> [Records supplied]:
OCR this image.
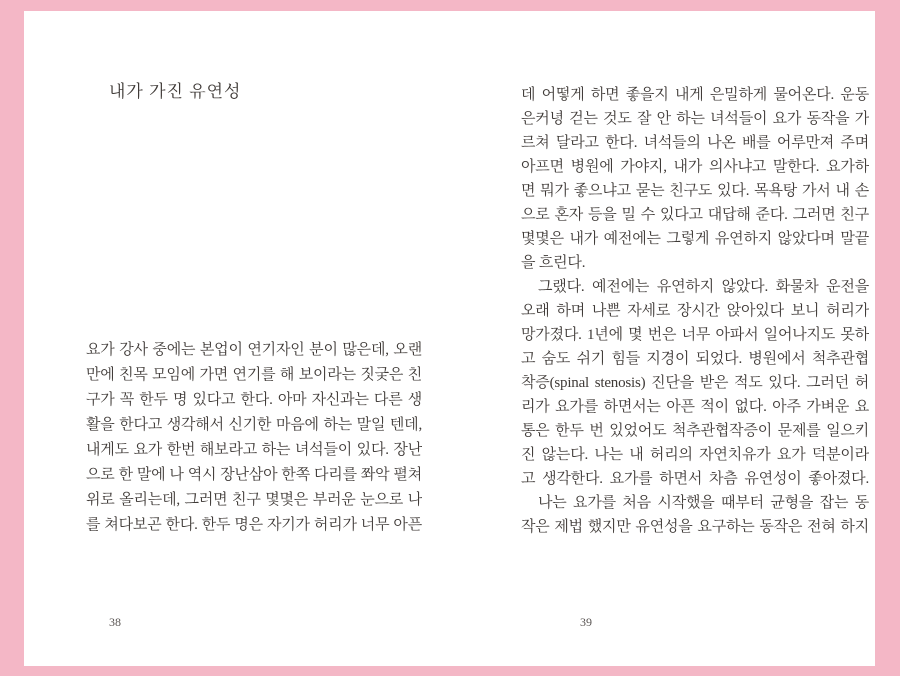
내가 가진 유연성
요가 강사 중에는 본업이 연기자인 분이 많은데, 오랜
만에 친목 모임에 가면 연기를 해 보이라는 짓궂은 친
구가 꼭 한두 명 있다고 한다. 아마 자신과는 다른 생
활을 한다고 생각해서 신기한 마음에 하는 말일 텐데,
내게도 요가 한번 해보라고 하는 녀석들이 있다. 장난
으로 한 말에 나 역시 장난삼아 한쪽 다리를 쫘악 펼쳐
위로 올리는데, 그러면 친구 몇몇은 부러운 눈으로 나
를 쳐다보곤 한다. 한두 명은 자기가 허리가 너무 아픈
38
데 어떻게 하면 좋을지 내게 은밀하게 물어온다. 운동
은커녕 걷는 것도 잘 안 하는 녀석들이 요가 동작을 가
르쳐 달라고 한다. 녀석들의 나온 배를 어루만져 주며
아프면 병원에 가야지, 내가 의사냐고 말한다. 요가하
면 뭐가 좋으냐고 묻는 친구도 있다. 목욕탕 가서 내 손
으로 혼자 등을 밀 수 있다고 대답해 준다. 그러면 친구
몇몇은 내가 예전에는 그렇게 유연하지 않았다며 말끝
을 흐린다.
그랬다. 예전에는 유연하지 않았다. 화물차 운전을
오래 하며 나쁜 자세로 장시간 앉아있다 보니 허리가
망가졌다. 1년에 몇 번은 너무 아파서 일어나지도 못하
고 숨도 쉬기 힘들 지경이 되었다. 병원에서 척추관협
착증(spinal stenosis) 진단을 받은 적도 있다. 그러던 허
리가 요가를 하면서는 아픈 적이 없다. 아주 가벼운 요
통은 한두 번 있었어도 척추관협작증이 문제를 일으키
진 않는다. 나는 내 허리의 자연치유가 요가 덕분이라
고 생각한다. 요가를 하면서 차츰 유연성이 좋아졌다.
나는 요가를 처음 시작했을 때부터 균형을 잡는 동
작은 제법 했지만 유연성을 요구하는 동작은 전혀 하지
39
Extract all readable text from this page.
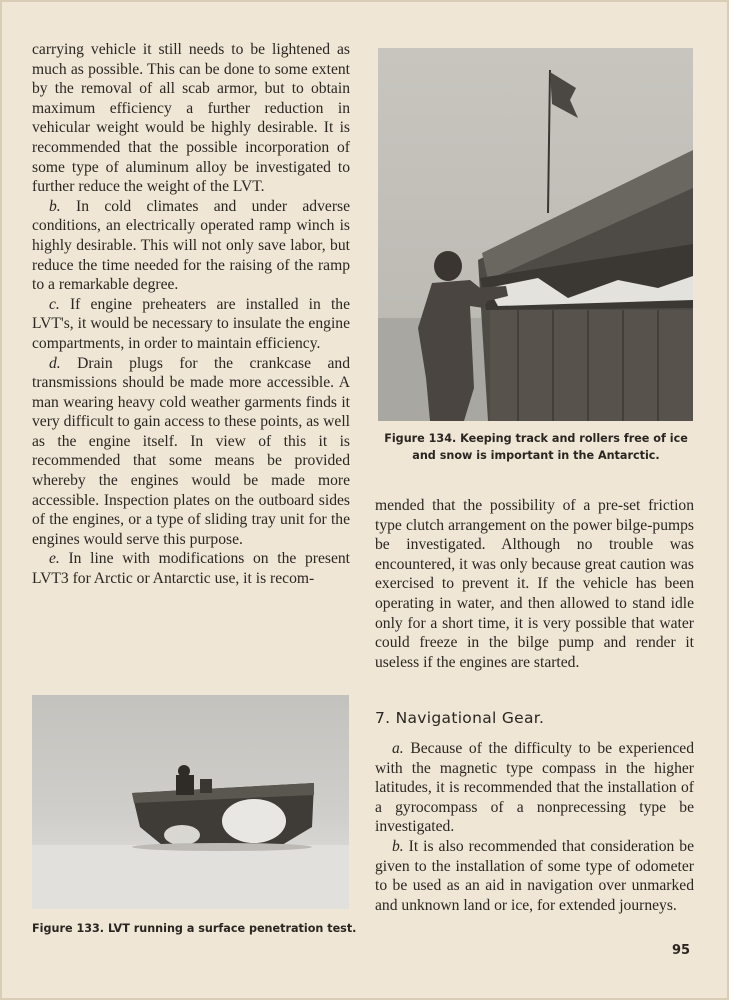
carrying vehicle it still needs to be lightened as much as possible. This can be done to some extent by the removal of all scab armor, but to obtain maximum efficiency a further reduction in vehicular weight would be highly desirable. It is recommended that the possible incorporation of some type of aluminum alloy be investigated to further reduce the weight of the LVT.

b. In cold climates and under adverse conditions, an electrically operated ramp winch is highly desirable. This will not only save labor, but reduce the time needed for the raising of the ramp to a remarkable degree.

c. If engine preheaters are installed in the LVT's, it would be necessary to insulate the engine compartments, in order to maintain efficiency.

d. Drain plugs for the crankcase and transmissions should be made more accessible. A man wearing heavy cold weather garments finds it very difficult to gain access to these points, as well as the engine itself. In view of this it is recommended that some means be provided whereby the engines would be made more accessible. Inspection plates on the outboard sides of the engines, or a type of sliding tray unit for the engines would serve this purpose.

e. In line with modifications on the present LVT3 for Arctic or Antarctic use, it is recom-

Figure 134. Keeping track and rollers free of ice and snow is important in the Antarctic.

mended that the possibility of a pre-set friction type clutch arrangement on the power bilge-pumps be investigated. Although no trouble was encountered, it was only because great caution was exercised to prevent it. If the vehicle has been operating in water, and then allowed to stand idle only for a short time, it is very possible that water could freeze in the bilge pump and render it useless if the engines are started.

7. Navigational Gear.

a. Because of the difficulty to be experienced with the magnetic type compass in the higher latitudes, it is recommended that the installation of a gyrocompass of a nonprecessing type be investigated.

b. It is also recommended that consideration be given to the installation of some type of odometer to be used as an aid in navigation over unmarked and unknown land or ice, for extended journeys.

Figure 133. LVT running a surface penetration test.
95
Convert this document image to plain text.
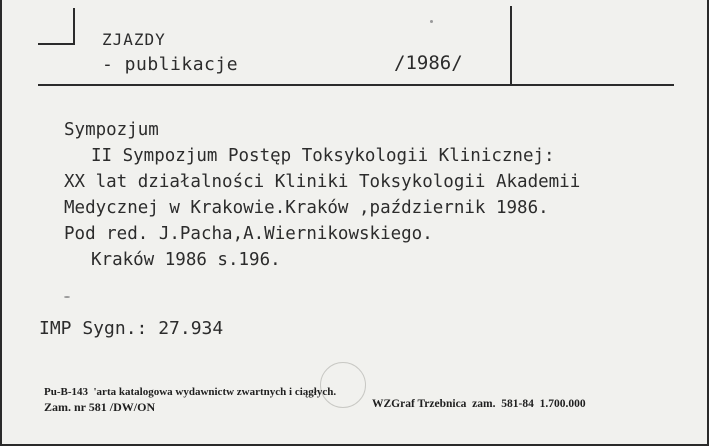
ZJAZDY
- publikacje	/1986/
Sympozjum
II Sympozjum Postęp Toksykologii Klinicznej:
XX lat działalności Kliniki Toksykologii Akademii
Medycznej w Krakowie.Kraków ,październik 1986.
Pod red. J.Pacha,A.Wiernikowskiego.
Kraków 1986 s.196.
IMP Sygn.: 27.934
Pu-B-143  'arta katalogowa wydawnictw zwartnych i ciągłych.
Zam. nr 581 /DW/ON	WZGraf Trzebnica  zam.  581-84  1.700.000
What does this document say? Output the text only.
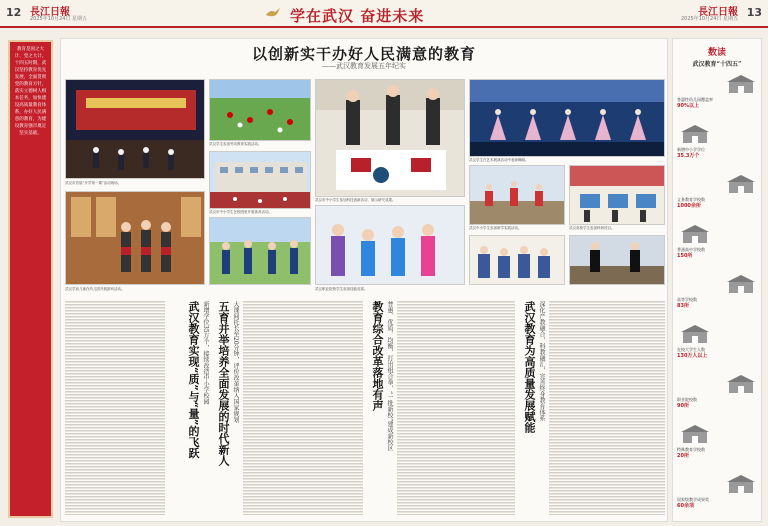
12 長江日報
2025年10月24日 星期五	学在武汉 奋进未来	長江日報
2025年10月24日 星期五 13
教育是国之大计、党之大计。十四五时期，武汉坚持教育优先发展，全面贯彻党的教育方针，落实立德树人根本任务，加快建设高质量教育体系，办好人民满意的教育，为建设教育强市奠定坚实基础。
以创新实干办好人民满意的教育
——武汉教育发展五年纪实
武汉市首届“开学第一课”活动现场。
武汉学生参加劳动教育实践活动。
武汉市中小学生在校园里开展体育活动。
武汉市中小学生参加科技创新活动，展示研究成果。
武汉学生在艺术展演活动中表演舞蹈。
武汉中小学生参加研学实践活动。	武汉高校学生参加科研项目。
武汉学前儿童在幼儿园开展游戏活动。	武汉职业院校学生参加技能竞赛。
武汉教育实现“质”与“量”的飞跃 新增学位35万个，接续改造中小学校园 五育并举培养全面发展的时代新人 大课间托长至20分钟，评价改革纳入国家规划	教育综合改革落地有声 普惠、优质、均衡，打出组合拳，“一批新校”建成新校区	武汉教育为高质量发展赋能 深化产教融合，科教融汇，完善终身教育体系
数读
武汉教育“十四五”
普惠性幼儿园覆盖率
90%以上
新增中小学学位
35.3万个
义务教育学校数
1000余所
普通高中学校数
150所
高等学校数
83所
在校大学生人数
130万人以上
职业院校数
90所
特殊教育学校数
20所
国家级教学成果奖
60余项
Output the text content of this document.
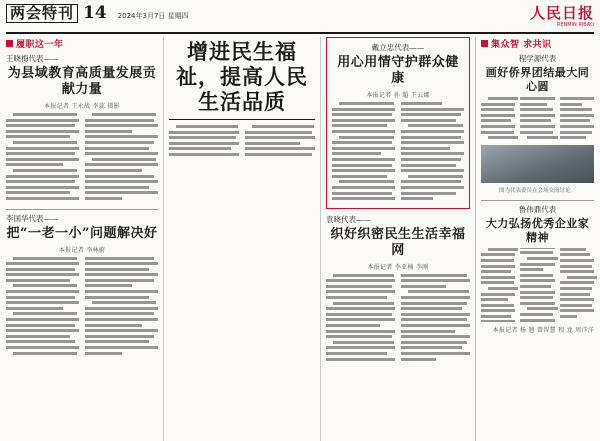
两会特刊 14 2024年3月7日 星期四	人民日报
RENMIN RIBAO
履职这一年
王晓梅代表——
为县域教育高质量发展贡献力量
本报记者 王永战 李蕊 摄影
李国华代表——
把“一老一小”问题解决好
本报记者 李林蔚
增进民生福祉，提高人民生活品质
戴立忠代表——
用心用情守护群众健康
本报记者 孙 超 王云娜
袁晓代表——
织好织密民生生活幸福网
本报记者 李亚楠 李刚
集众智 求共识
程学源代表
画好侨界团结最大同心圆
图为代表委员在会场交流讨论。
鲁伟鼎代表
大力弘扬优秀企业家精神
本报记者 杨 翘 曾智慧 程 龙 周洋洋
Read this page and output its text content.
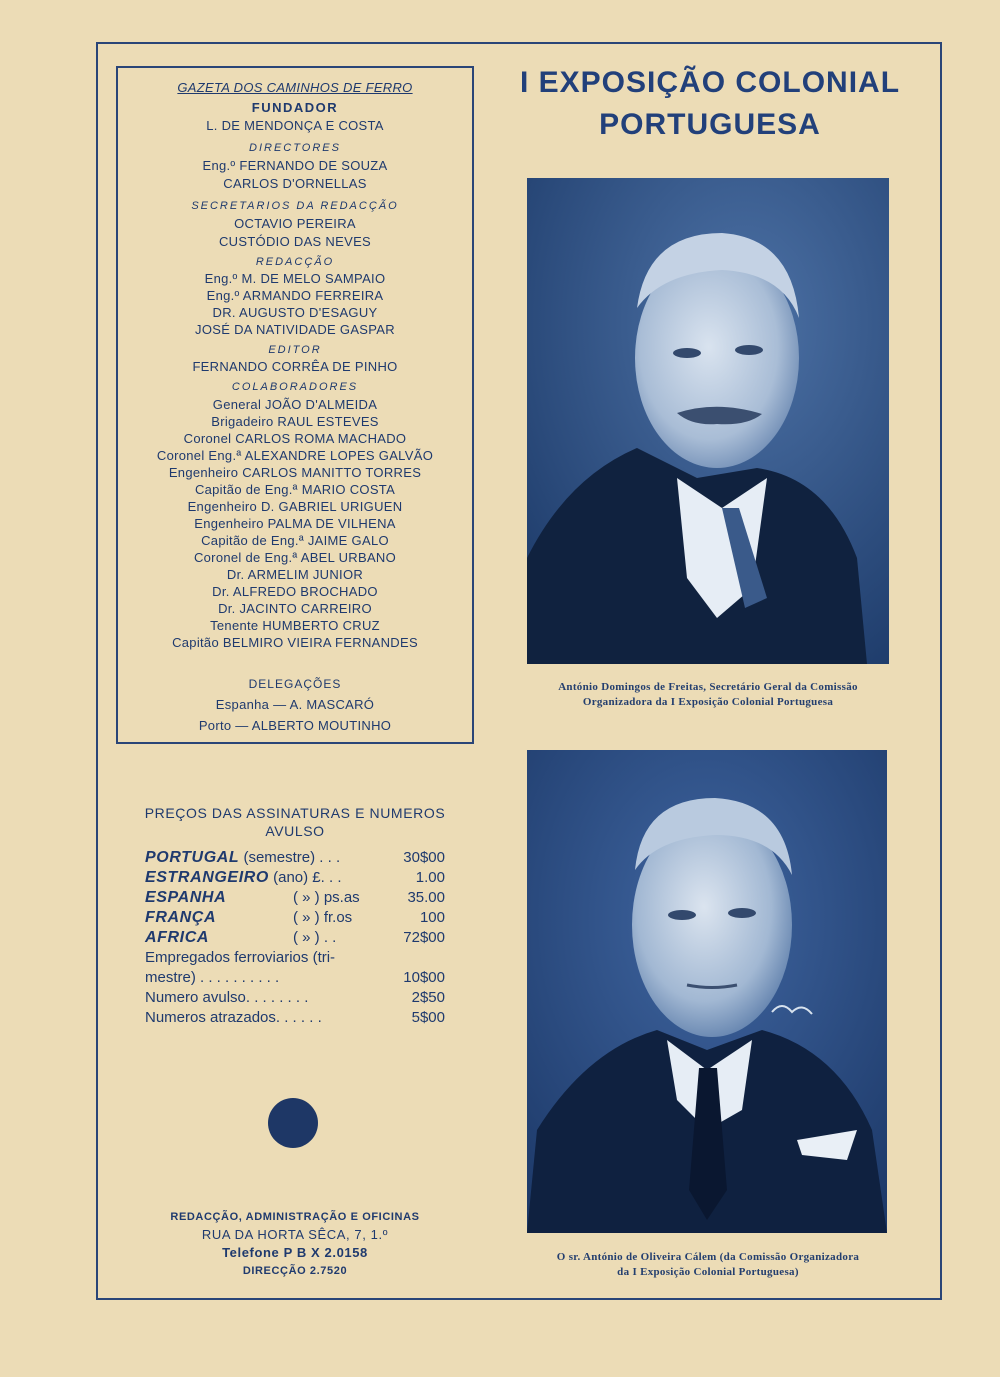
GAZETA DOS CAMINHOS DE FERRO
FUNDADOR
L. DE MENDONÇA E COSTA
DIRECTORES
Eng.º FERNANDO DE SOUZA
CARLOS D'ORNELLAS
SECRETARIOS DA REDACÇÃO
OCTAVIO PEREIRA
CUSTÓDIO DAS NEVES
REDACÇÃO
Eng.º M. DE MELO SAMPAIO
Eng.º ARMANDO FERREIRA
DR. AUGUSTO D'ESAGUY
JOSÉ DA NATIVIDADE GASPAR
EDITOR
FERNANDO CORRÊA DE PINHO
COLABORADORES
General JOÃO D'ALMEIDA
Brigadeiro RAUL ESTEVES
Coronel CARLOS ROMA MACHADO
Coronel Eng.ª ALEXANDRE LOPES GALVÃO
Engenheiro CARLOS MANITTO TORRES
Capitão de Eng.ª MARIO COSTA
Engenheiro D. GABRIEL URIGUEN
Engenheiro PALMA DE VILHENA
Capitão de Eng.ª JAIME GALO
Coronel de Eng.ª ABEL URBANO
Dr. ARMELIM JUNIOR
Dr. ALFREDO BROCHADO
Dr. JACINTO CARREIRO
Tenente HUMBERTO CRUZ
Capitão BELMIRO VIEIRA FERNANDES
DELEGAÇÕES
Espanha — A. MASCARÓ
Porto — ALBERTO MOUTINHO
PREÇOS DAS ASSINATURAS E NUMEROS
AVULSO
PORTUGAL (semestre) . . .	30$00
ESTRANGEIRO (ano) £. . .	1.00
ESPANHA	( » ) ps.as	35.00
FRANÇA	( » ) fr.os	100
AFRICA	( » ) . .	72$00
Empregados ferroviarios (tri-
mestre) . . . . . . . . . .	10$00
Numero avulso. . . . . . . .	2$50
Numeros atrazados. . . . . .	5$00
REDACÇÃO, ADMINISTRAÇÃO E OFICINAS
RUA DA HORTA SÊCA, 7, 1.º
Telefone P B X 2.0158
DIRECÇÃO 2.7520
I EXPOSIÇÃO COLONIAL
PORTUGUESA
António Domingos de Freitas, Secretário Geral da Comissão
Organizadora da I Exposição Colonial Portuguesa
O sr. António de Oliveira Cálem (da Comissão Organizadora
da I Exposição Colonial Portuguesa)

> [Problem]: Only lines with the word "Coronel" should be collected from the material.

> [Solution for this exercise]:
Coronel CARLOS ROMA MACHADO
Coronel Eng.ª ALEXANDRE LOPES GALVÃO
Coronel de Eng.ª ABEL URBANO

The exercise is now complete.